** Begin Records for processing **

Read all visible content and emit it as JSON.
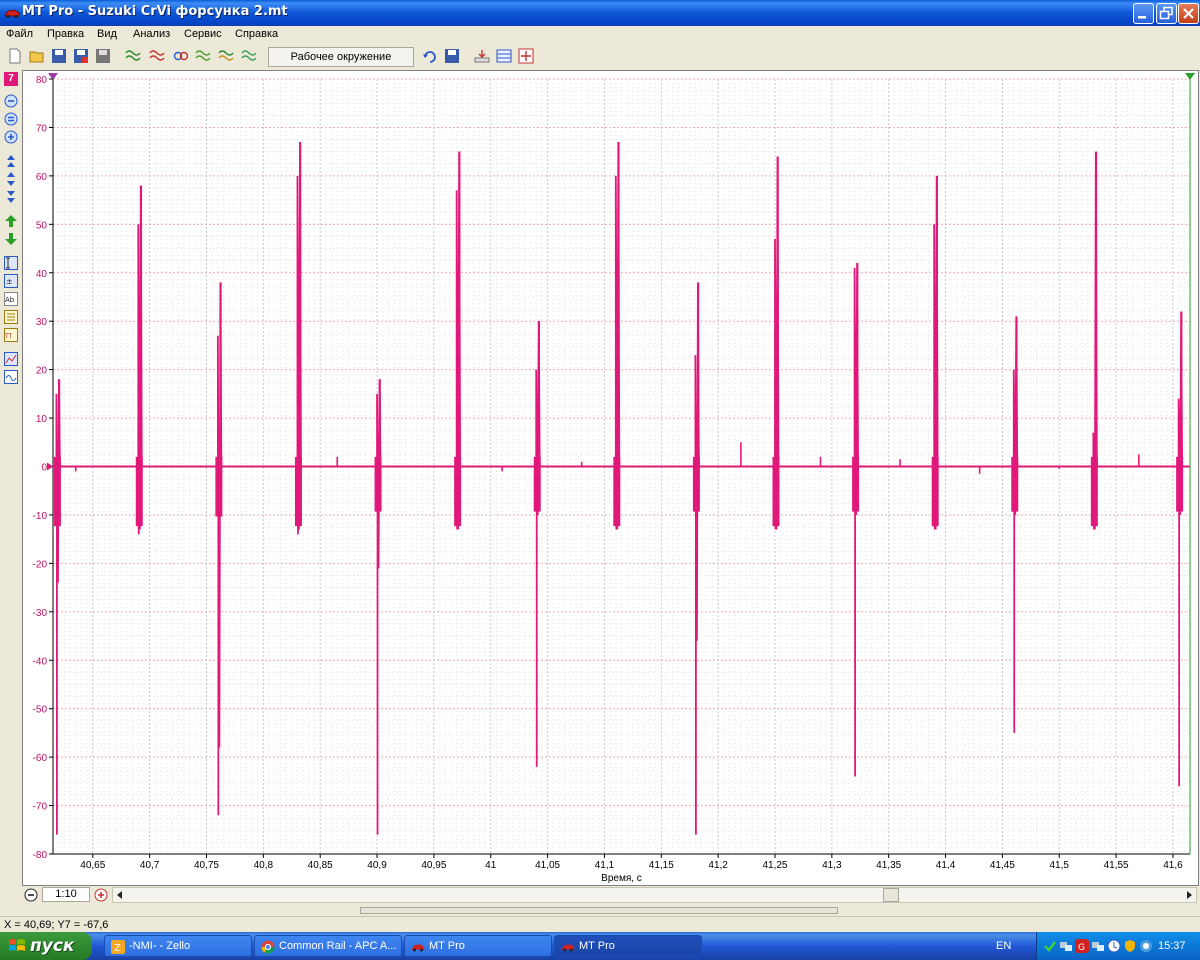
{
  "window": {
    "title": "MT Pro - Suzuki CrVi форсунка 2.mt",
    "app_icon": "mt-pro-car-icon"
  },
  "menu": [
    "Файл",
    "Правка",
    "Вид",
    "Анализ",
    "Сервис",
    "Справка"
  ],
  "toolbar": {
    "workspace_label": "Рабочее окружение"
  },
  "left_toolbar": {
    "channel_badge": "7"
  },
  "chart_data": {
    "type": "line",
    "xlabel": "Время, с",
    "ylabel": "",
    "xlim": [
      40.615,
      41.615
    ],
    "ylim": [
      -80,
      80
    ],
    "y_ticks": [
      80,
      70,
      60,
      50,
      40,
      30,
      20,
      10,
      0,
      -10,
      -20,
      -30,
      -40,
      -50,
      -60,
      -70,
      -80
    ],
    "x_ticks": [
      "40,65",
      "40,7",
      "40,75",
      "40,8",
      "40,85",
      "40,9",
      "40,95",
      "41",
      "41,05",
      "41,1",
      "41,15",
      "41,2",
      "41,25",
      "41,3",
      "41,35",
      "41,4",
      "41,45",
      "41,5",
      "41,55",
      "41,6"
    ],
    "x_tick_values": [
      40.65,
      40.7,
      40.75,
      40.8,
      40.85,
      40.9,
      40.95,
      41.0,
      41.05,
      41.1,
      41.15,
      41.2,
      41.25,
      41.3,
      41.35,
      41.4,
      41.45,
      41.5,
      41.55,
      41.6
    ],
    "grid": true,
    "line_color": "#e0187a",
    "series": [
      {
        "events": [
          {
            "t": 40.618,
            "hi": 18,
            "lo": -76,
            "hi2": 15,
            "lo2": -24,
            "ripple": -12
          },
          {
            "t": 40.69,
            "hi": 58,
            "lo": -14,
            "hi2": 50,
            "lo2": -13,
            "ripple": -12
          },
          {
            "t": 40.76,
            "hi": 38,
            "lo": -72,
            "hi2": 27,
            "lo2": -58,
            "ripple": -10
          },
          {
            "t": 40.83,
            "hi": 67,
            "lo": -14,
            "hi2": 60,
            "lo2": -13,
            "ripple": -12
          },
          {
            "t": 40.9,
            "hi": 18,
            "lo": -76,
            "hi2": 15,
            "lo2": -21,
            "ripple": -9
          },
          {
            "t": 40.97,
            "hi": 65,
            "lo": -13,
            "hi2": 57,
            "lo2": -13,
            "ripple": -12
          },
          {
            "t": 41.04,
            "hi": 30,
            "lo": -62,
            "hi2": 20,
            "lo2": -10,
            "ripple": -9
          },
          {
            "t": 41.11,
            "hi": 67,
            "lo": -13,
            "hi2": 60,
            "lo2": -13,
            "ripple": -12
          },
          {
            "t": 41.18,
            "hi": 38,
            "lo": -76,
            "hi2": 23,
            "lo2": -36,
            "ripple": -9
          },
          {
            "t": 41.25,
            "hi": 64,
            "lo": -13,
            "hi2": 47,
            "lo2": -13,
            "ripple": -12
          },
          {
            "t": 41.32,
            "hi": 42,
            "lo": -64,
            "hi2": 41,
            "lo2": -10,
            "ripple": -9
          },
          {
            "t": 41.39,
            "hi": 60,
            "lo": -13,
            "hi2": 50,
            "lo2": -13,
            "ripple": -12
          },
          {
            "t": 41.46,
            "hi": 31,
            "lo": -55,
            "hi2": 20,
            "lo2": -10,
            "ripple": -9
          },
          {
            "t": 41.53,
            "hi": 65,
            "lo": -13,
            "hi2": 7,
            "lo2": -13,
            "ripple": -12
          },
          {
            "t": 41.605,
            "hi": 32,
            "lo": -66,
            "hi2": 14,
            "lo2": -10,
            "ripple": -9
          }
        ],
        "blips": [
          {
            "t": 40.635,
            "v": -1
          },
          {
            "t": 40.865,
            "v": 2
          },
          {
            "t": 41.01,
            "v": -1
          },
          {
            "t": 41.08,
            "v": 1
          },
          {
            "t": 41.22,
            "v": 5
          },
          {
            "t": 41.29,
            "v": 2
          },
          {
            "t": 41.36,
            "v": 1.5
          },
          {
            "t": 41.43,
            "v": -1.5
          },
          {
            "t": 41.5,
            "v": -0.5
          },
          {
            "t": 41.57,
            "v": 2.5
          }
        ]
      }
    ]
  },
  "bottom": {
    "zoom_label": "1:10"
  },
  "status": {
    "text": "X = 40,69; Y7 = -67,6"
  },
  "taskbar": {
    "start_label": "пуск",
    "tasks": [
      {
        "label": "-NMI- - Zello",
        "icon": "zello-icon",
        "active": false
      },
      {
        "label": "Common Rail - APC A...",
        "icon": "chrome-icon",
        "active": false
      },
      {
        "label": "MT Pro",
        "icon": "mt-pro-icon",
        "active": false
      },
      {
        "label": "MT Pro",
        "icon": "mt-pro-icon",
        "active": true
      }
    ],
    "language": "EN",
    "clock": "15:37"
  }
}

** End Records for processing **
** Begin Records for processing **

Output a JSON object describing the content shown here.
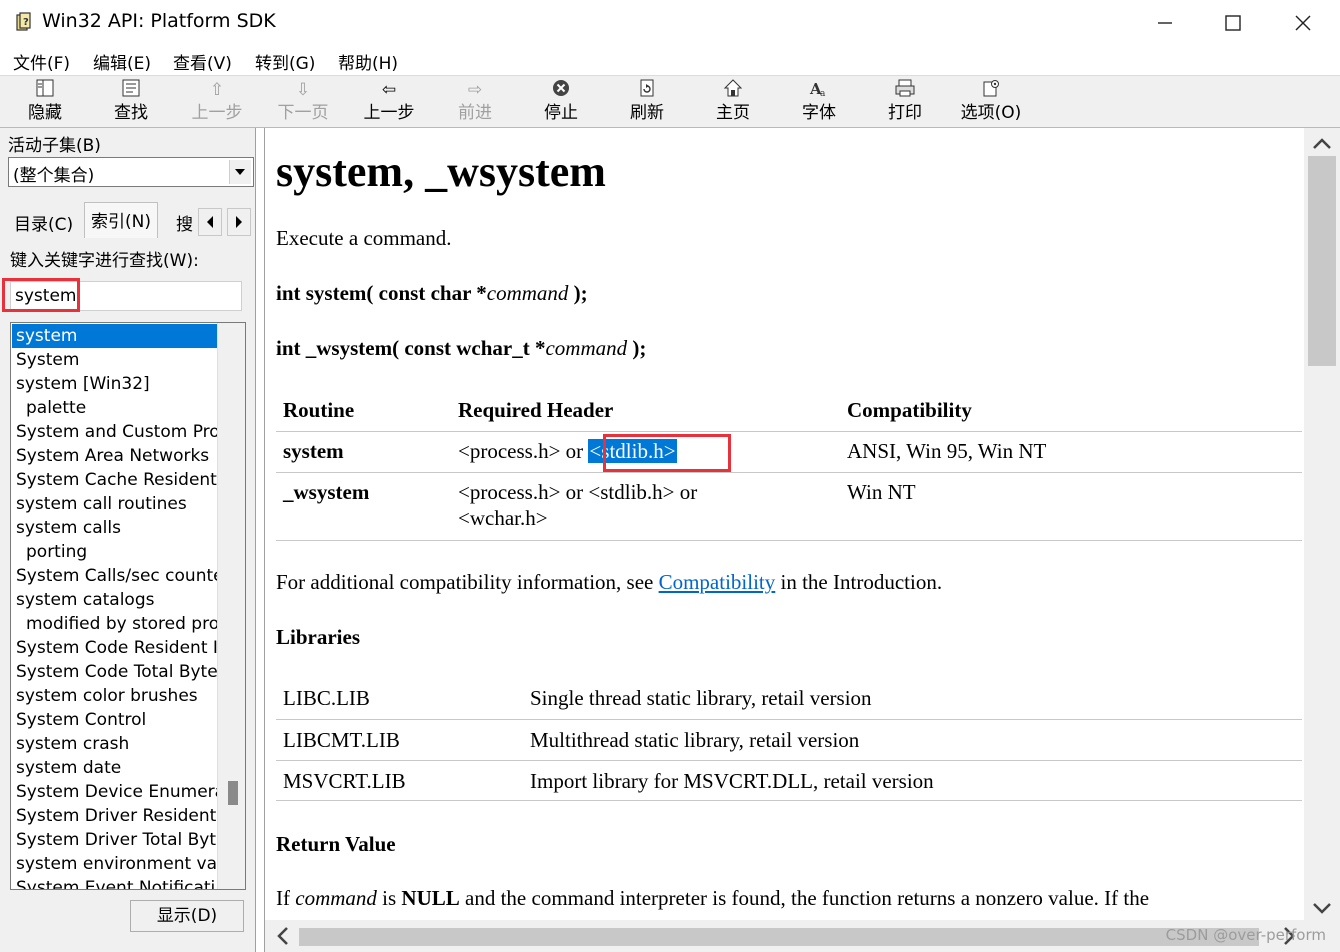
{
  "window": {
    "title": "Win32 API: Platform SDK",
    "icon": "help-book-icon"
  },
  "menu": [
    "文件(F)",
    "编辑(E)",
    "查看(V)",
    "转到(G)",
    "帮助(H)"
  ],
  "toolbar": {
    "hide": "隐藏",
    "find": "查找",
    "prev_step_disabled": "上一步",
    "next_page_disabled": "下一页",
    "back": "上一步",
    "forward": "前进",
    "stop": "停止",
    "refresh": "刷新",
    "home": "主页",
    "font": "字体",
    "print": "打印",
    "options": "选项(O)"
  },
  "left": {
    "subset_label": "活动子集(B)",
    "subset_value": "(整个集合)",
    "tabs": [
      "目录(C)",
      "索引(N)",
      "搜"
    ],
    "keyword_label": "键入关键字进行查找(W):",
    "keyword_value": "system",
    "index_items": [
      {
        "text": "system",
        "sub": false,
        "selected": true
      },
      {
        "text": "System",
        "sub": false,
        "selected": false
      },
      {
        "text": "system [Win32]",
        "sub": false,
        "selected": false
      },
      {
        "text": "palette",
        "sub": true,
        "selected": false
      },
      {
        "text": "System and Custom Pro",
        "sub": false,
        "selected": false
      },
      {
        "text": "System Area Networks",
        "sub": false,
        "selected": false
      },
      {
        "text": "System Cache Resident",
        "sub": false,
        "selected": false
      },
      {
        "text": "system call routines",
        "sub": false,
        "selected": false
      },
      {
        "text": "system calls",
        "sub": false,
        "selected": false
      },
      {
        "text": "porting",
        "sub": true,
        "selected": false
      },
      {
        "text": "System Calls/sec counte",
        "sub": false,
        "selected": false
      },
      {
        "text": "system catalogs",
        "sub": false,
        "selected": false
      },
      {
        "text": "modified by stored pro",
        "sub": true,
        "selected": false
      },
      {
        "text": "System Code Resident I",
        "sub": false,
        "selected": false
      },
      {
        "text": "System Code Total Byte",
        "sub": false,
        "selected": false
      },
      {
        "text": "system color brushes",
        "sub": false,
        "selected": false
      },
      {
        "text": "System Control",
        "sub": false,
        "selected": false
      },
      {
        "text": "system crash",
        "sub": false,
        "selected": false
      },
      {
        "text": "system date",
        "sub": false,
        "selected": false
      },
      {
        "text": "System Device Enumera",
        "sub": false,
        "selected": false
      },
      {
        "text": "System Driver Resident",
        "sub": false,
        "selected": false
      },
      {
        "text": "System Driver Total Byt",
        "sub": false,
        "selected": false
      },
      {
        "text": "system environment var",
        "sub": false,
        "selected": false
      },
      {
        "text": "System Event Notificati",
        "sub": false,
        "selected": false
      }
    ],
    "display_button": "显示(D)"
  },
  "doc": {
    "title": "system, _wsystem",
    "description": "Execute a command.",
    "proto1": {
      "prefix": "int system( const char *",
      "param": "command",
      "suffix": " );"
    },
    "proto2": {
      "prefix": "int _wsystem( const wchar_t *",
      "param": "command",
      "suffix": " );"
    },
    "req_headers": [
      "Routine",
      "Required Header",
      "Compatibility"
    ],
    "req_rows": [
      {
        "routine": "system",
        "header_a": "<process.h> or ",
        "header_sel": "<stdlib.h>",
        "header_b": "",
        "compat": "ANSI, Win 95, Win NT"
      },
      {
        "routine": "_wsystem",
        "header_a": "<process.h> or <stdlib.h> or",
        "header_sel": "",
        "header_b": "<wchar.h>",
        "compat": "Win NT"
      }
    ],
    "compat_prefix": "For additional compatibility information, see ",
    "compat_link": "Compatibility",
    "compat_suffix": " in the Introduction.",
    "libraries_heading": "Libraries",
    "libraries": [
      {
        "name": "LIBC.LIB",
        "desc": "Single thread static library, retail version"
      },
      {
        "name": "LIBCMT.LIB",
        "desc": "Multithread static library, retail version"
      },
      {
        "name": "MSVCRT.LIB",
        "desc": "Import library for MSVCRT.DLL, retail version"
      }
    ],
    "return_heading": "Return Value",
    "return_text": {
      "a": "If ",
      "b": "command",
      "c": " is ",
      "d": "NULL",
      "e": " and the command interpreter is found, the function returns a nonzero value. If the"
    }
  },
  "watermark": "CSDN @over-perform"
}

** End Records for processing **

Pick out the lines containing the string "name".

**The result**
        "name": "LIBC.LIB",
        "name": "LIBCMT.LIB",
        "name": "MSVCRT.LIB",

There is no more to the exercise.